Directions>
Your task is to transcribe all the entries exactly, excluding pictures.

Material shown>

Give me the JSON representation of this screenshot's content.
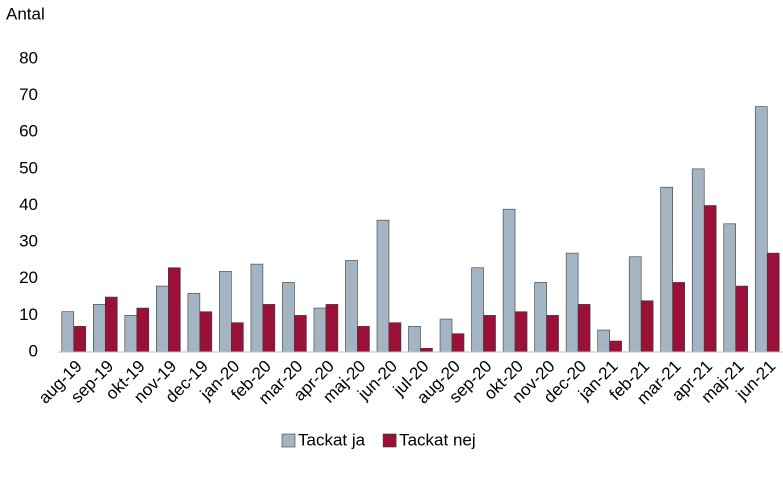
{
  "chart_data": {
    "type": "bar",
    "y_label": "Antal",
    "categories": [
      "aug-19",
      "sep-19",
      "okt-19",
      "nov-19",
      "dec-19",
      "jan-20",
      "feb-20",
      "mar-20",
      "apr-20",
      "maj-20",
      "jun-20",
      "jul-20",
      "aug-20",
      "sep-20",
      "okt-20",
      "nov-20",
      "dec-20",
      "jan-21",
      "feb-21",
      "mar-21",
      "apr-21",
      "maj-21",
      "jun-21"
    ],
    "series": [
      {
        "name": "Tackat ja",
        "color": "#a3b5c2",
        "values": [
          11,
          13,
          10,
          18,
          16,
          22,
          24,
          19,
          12,
          25,
          36,
          7,
          9,
          23,
          39,
          19,
          27,
          6,
          26,
          45,
          50,
          35,
          67
        ]
      },
      {
        "name": "Tackat nej",
        "color": "#9b1038",
        "values": [
          7,
          15,
          12,
          23,
          11,
          8,
          13,
          10,
          13,
          7,
          8,
          1,
          5,
          10,
          11,
          10,
          13,
          3,
          14,
          19,
          40,
          18,
          27
        ]
      }
    ],
    "ylim": [
      0,
      80
    ],
    "yticks": [
      0,
      10,
      20,
      30,
      40,
      50,
      60,
      70,
      80
    ],
    "grid": false,
    "legend": "bottom"
  }
}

Correct result>
Give me the JSON representation of this screenshot's content.
{
  "chart_data": {
    "type": "bar",
    "y_label": "Antal",
    "categories": [
      "aug-19",
      "sep-19",
      "okt-19",
      "nov-19",
      "dec-19",
      "jan-20",
      "feb-20",
      "mar-20",
      "apr-20",
      "maj-20",
      "jun-20",
      "jul-20",
      "aug-20",
      "sep-20",
      "okt-20",
      "nov-20",
      "dec-20",
      "jan-21",
      "feb-21",
      "mar-21",
      "apr-21",
      "maj-21",
      "jun-21"
    ],
    "series": [
      {
        "name": "Tackat ja",
        "color": "#a3b5c2",
        "values": [
          11,
          13,
          10,
          18,
          16,
          22,
          24,
          19,
          12,
          25,
          36,
          7,
          9,
          23,
          39,
          19,
          27,
          6,
          26,
          45,
          50,
          35,
          67
        ]
      },
      {
        "name": "Tackat nej",
        "color": "#9b1038",
        "values": [
          7,
          15,
          12,
          23,
          11,
          8,
          13,
          10,
          13,
          7,
          8,
          1,
          5,
          10,
          11,
          10,
          13,
          3,
          14,
          19,
          40,
          18,
          27
        ]
      }
    ],
    "ylim": [
      0,
      80
    ],
    "yticks": [
      0,
      10,
      20,
      30,
      40,
      50,
      60,
      70,
      80
    ],
    "grid": false,
    "legend": "bottom"
  }
}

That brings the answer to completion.